Every line below that contains "مشترک" is to be copied.

SUPPLIED MATERIAL:
○ ○ ○ ○ ○

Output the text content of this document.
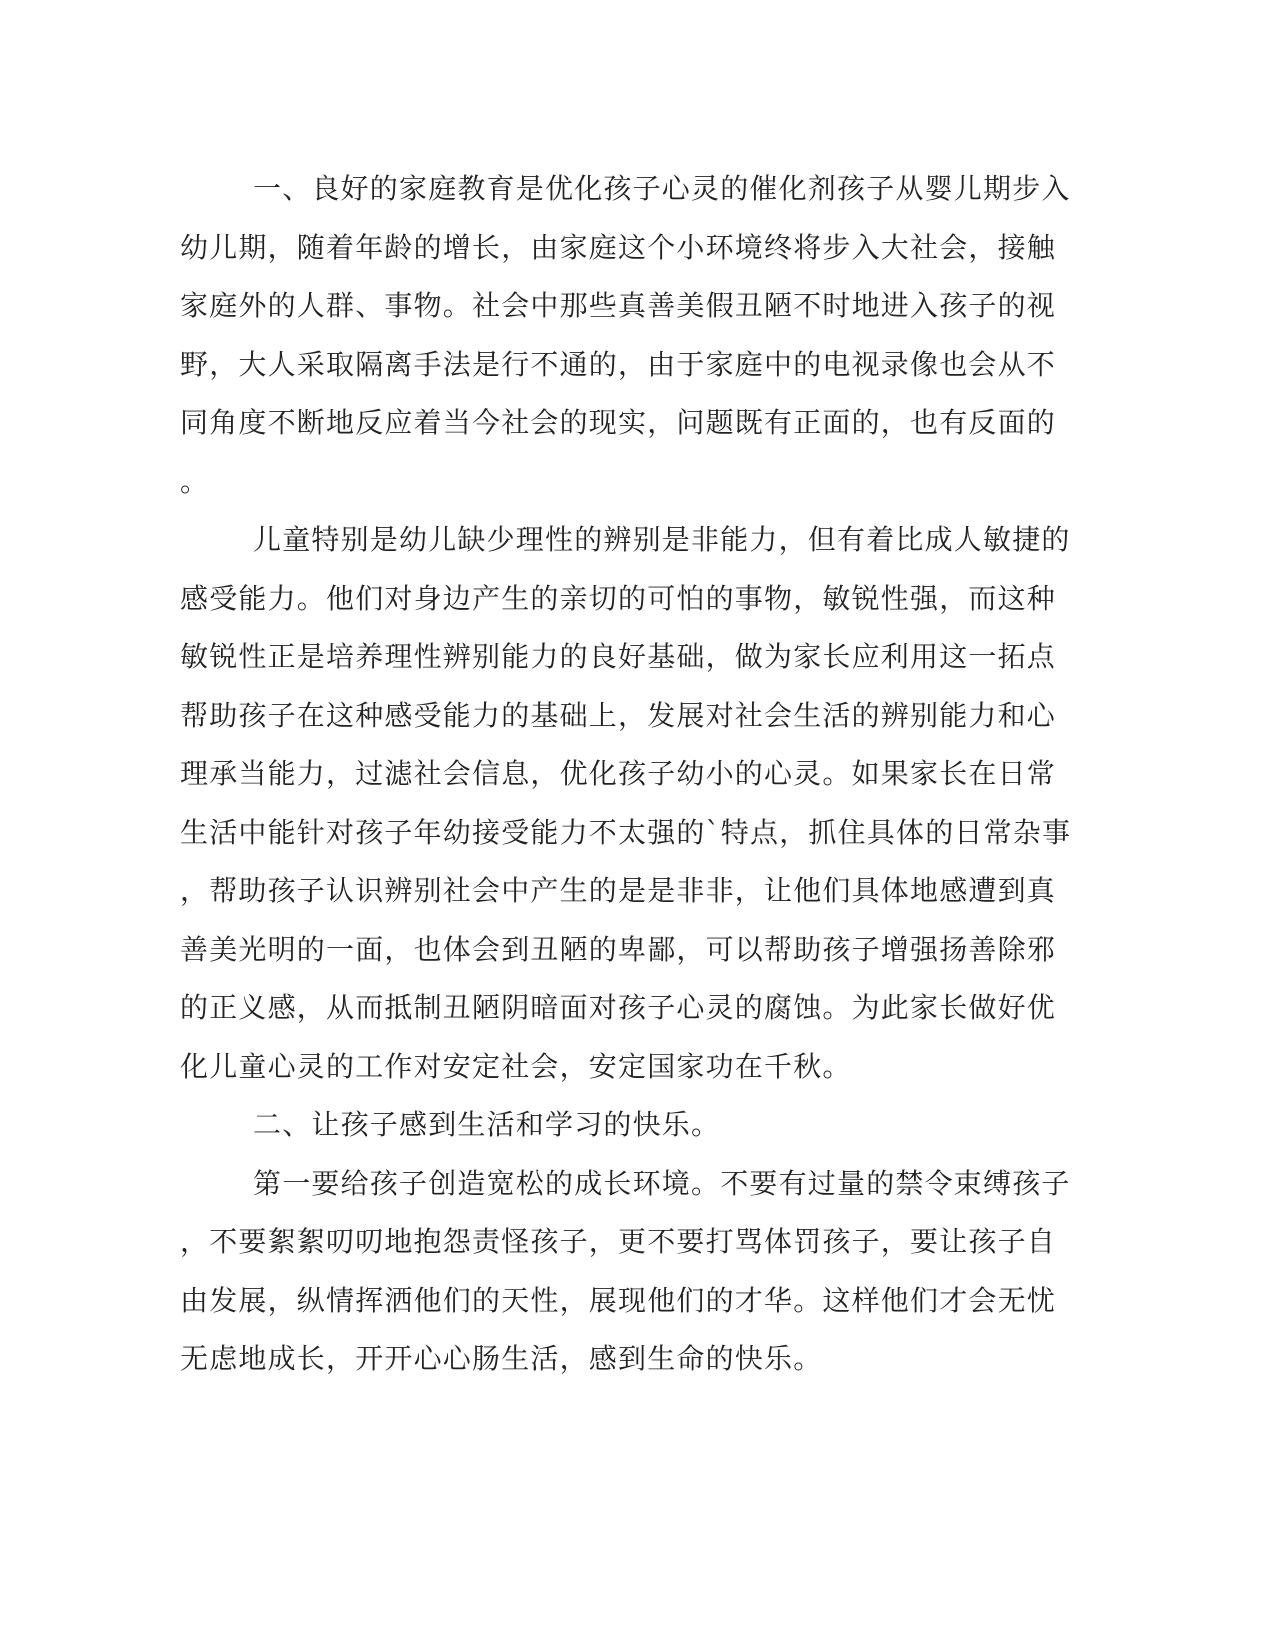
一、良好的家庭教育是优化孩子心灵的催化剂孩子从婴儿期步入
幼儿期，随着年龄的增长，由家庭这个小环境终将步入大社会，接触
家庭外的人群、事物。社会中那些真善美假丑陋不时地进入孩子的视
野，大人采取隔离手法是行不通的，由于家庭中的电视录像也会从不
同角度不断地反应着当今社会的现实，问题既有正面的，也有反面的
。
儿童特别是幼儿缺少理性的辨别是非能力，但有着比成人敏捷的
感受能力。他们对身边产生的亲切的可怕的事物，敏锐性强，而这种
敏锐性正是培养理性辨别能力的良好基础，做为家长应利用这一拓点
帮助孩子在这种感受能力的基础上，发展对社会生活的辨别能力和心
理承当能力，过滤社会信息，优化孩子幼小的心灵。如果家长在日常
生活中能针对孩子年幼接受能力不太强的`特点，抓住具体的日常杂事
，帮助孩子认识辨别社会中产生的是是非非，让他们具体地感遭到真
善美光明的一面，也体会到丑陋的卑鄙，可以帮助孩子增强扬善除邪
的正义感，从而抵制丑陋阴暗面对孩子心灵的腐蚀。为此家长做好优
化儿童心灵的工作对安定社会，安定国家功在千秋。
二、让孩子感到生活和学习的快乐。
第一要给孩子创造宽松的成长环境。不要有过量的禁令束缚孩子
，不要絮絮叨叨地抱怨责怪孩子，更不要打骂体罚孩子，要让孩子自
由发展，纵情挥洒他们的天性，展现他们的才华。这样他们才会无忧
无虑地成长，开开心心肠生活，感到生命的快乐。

○ ○ ○ ○ ○

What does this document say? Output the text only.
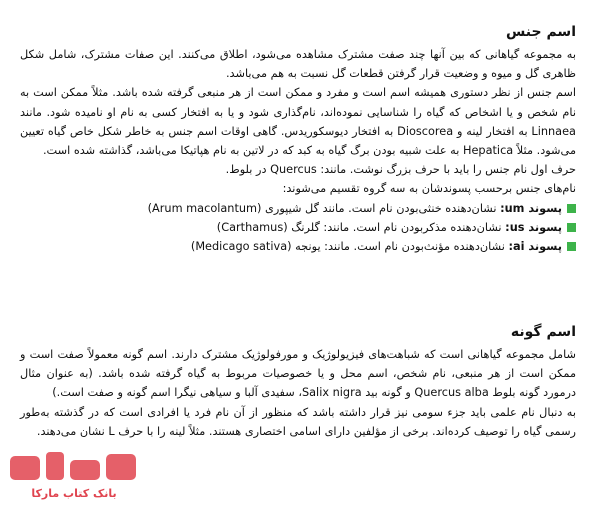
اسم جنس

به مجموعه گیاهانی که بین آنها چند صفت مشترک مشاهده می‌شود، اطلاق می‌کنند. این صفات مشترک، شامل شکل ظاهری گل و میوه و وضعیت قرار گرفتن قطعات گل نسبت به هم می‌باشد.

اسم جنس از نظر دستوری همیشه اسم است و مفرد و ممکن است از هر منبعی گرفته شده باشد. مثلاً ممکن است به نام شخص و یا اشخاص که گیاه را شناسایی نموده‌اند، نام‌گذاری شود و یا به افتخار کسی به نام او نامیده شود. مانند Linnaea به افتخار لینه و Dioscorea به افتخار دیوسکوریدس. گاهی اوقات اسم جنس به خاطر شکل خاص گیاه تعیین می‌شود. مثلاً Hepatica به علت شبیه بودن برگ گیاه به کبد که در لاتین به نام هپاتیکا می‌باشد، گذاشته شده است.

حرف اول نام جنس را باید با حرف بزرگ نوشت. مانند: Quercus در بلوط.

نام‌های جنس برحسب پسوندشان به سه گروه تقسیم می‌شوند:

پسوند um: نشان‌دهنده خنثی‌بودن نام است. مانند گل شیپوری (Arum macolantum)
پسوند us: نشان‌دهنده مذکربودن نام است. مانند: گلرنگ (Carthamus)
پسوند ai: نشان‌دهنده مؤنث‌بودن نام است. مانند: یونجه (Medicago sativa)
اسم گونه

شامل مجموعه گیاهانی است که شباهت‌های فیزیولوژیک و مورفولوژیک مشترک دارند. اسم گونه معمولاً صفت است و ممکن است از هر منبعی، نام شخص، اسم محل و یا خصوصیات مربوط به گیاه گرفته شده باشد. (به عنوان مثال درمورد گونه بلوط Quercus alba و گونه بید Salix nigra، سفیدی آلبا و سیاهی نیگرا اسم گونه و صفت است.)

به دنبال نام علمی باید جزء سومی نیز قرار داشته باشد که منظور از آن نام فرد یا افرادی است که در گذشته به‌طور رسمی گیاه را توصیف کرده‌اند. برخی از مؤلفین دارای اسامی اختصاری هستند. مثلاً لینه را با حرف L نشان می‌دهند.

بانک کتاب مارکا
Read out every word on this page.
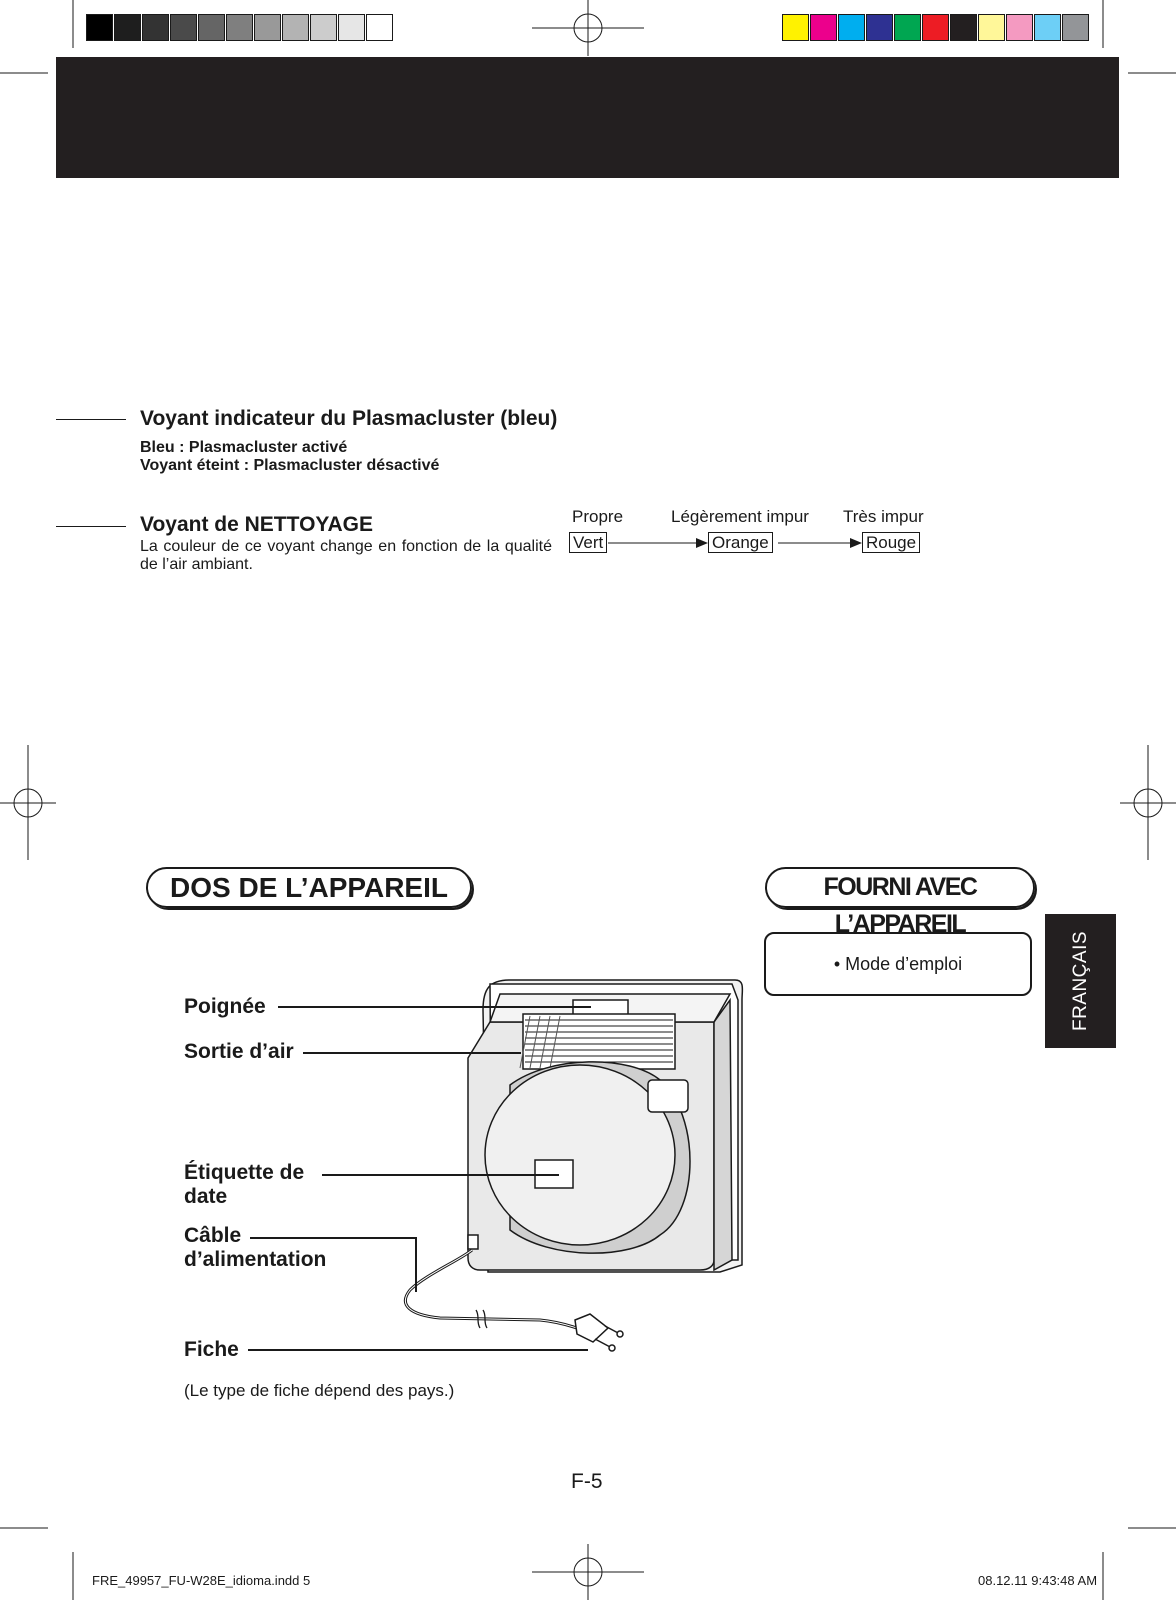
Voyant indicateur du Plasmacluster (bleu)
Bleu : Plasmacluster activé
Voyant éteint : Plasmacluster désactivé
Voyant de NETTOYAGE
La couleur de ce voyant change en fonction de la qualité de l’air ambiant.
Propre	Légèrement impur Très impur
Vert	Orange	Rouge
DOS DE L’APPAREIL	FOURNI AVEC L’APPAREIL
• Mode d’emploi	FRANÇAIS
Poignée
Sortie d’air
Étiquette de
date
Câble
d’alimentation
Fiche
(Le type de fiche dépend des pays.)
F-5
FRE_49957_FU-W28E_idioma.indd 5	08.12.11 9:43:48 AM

○ ○ ○ ○ ○

COMPLETE OUTPUT:
به مجموعه گیاهانی که بین آنها چند صفت مشترک مشاهده می‌شود، اطلاق می‌کنند. این صفات مشترک، شامل شکل ظاهری گل و میوه و وضعیت قرار گرفتن قطعات گل نسبت به هم می‌باشد.
شامل مجموعه گیاهانی است که شباهت‌های فیزیولوژیک و مورفولوژیک مشترک دارند. اسم گونه معمولاً صفت است و ممکن است از هر منبعی، نام شخص، اسم محل و یا خصوصیات مربوط به گیاه گرفته شده باشد. (به عنوان مثال درمورد گونه بلوط Quercus alba و گونه بید Salix nigra، سفیدی آلبا و سیاهی نیگرا اسم گونه و صفت است.)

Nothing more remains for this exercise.